### WHAT TO WORK ON
Omit all pictures. Quote the lines from the one with "Convert this document image to plain text." through the end of the listing below, exactly as they appear.

--- RECORDED INFORMATION ---

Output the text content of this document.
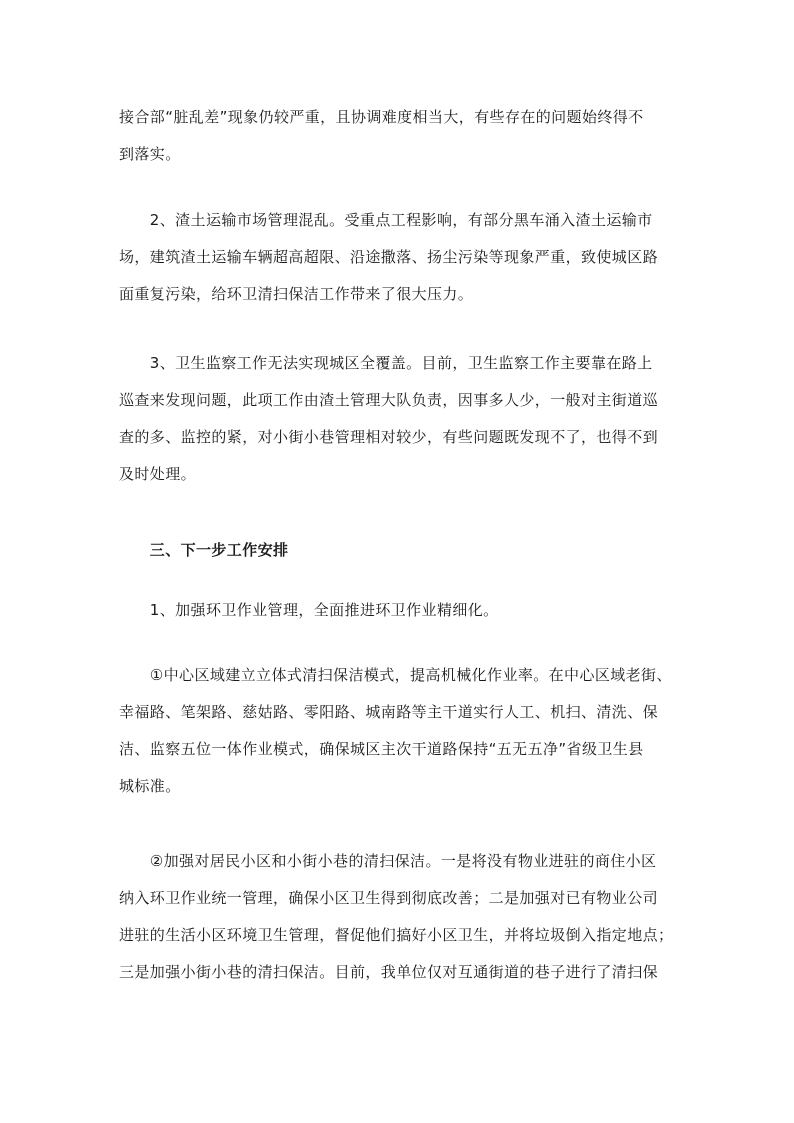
接合部“脏乱差”现象仍较严重，且协调难度相当大，有些存在的问题始终得不
到落实。
　　2、渣土运输市场管理混乱。受重点工程影响，有部分黑车涌入渣土运输市
场，建筑渣土运输车辆超高超限、沿途撒落、扬尘污染等现象严重，致使城区路
面重复污染，给环卫清扫保洁工作带来了很大压力。
　　3、卫生监察工作无法实现城区全覆盖。目前，卫生监察工作主要靠在路上
巡查来发现问题，此项工作由渣土管理大队负责，因事多人少，一般对主街道巡
查的多、监控的紧，对小街小巷管理相对较少，有些问题既发现不了，也得不到
及时处理。
　　三、下一步工作安排
　　1、加强环卫作业管理，全面推进环卫作业精细化。
　　①中心区域建立立体式清扫保洁模式，提高机械化作业率。在中心区域老街、
幸福路、笔架路、慈姑路、零阳路、城南路等主干道实行人工、机扫、清洗、保
洁、监察五位一体作业模式，确保城区主次干道路保持“五无五净”省级卫生县
城标准。
　　②加强对居民小区和小街小巷的清扫保洁。一是将没有物业进驻的商住小区
纳入环卫作业统一管理，确保小区卫生得到彻底改善；二是加强对已有物业公司
进驻的生活小区环境卫生管理，督促他们搞好小区卫生，并将垃圾倒入指定地点；
三是加强小街小巷的清扫保洁。目前，我单位仅对互通街道的巷子进行了清扫保
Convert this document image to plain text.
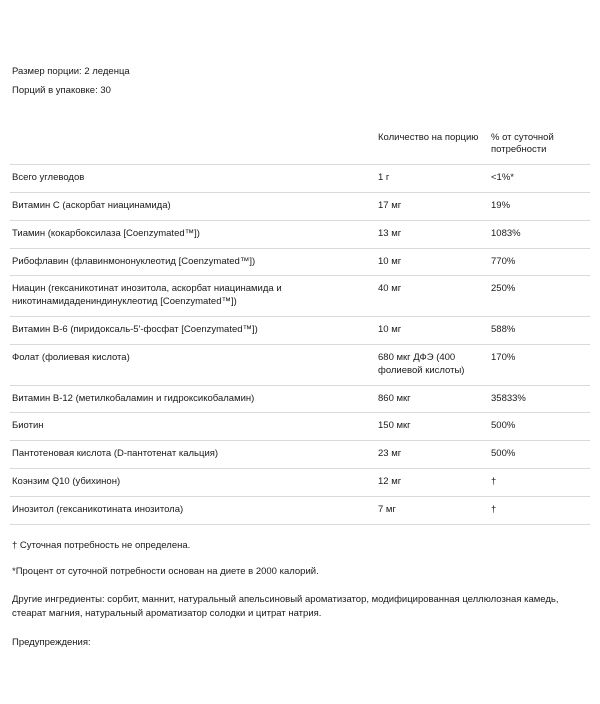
Размер порции: 2 леденца
Порций в упаковке: 30

	Количество на порцию	% от суточной потребности
Всего углеводов	1 г	<1%*
Витамин C (аскорбат ниацинамида)	17 мг	19%
Тиамин (кокарбоксилаза [Coenzymated™])	13 мг	1083%
Рибофлавин (флавинмононуклеотид [Coenzymated™])	10 мг	770%
Ниацин (гексаникотинат инозитола, аскорбат ниацинамида и никотинамидадениндинуклеотид [Coenzymated™])	40 мг	250%
Витамин B-6 (пиридоксаль-5'-фосфат [Coenzymated™])	10 мг	588%
Фолат (фолиевая кислота)	680 мкг ДФЭ (400 фолиевой кислоты)	170%
Витамин B-12 (метилкобаламин и гидроксикобаламин)	860 мкг	35833%
Биотин	150 мкг	500%
Пантотеновая кислота (D-пантотенат кальция)	23 мг	500%
Коэнзим Q10 (убихинон)	12 мг	†
Инозитол (гексаникотината инозитола)	7 мг	†

† Суточная потребность не определена.

*Процент от суточной потребности основан на диете в 2000 калорий.

Другие ингредиенты: сорбит, маннит, натуральный апельсиновый ароматизатор, модифицированная целлюлозная камедь, стеарат магния, натуральный ароматизатор солодки и цитрат натрия.

Предупреждения:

---

### REPLY TO THE TASK
Convert this document image to plain text.
Размер порции: 2 леденца
Порций в упаковке: 30

	Количество на порцию	% от суточной потребности
Всего углеводов	1 г	<1%*
Витамин C (аскорбат ниацинамида)	17 мг	19%
Тиамин (кокарбоксилаза [Coenzymated™])	13 мг	1083%
Рибофлавин (флавинмононуклеотид [Coenzymated™])	10 мг	770%
Ниацин (гексаникотинат инозитола, аскорбат ниацинамида и никотинамидадениндинуклеотид [Coenzymated™])	40 мг	250%
Витамин B-6 (пиридоксаль-5'-фосфат [Coenzymated™])	10 мг	588%
Фолат (фолиевая кислота)	680 мкг ДФЭ (400 фолиевой кислоты)	170%
Витамин B-12 (метилкобаламин и гидроксикобаламин)	860 мкг	35833%
Биотин	150 мкг	500%
Пантотеновая кислота (D-пантотенат кальция)	23 мг	500%
Коэнзим Q10 (убихинон)	12 мг	†
Инозитол (гексаникотината инозитола)	7 мг	†

† Суточная потребность не определена.

*Процент от суточной потребности основан на диете в 2000 калорий.

Другие ингредиенты: сорбит, маннит, натуральный апельсиновый ароматизатор, модифицированная целлюлозная камедь, стеарат магния, натуральный ароматизатор солодки и цитрат натрия.

Предупреждения:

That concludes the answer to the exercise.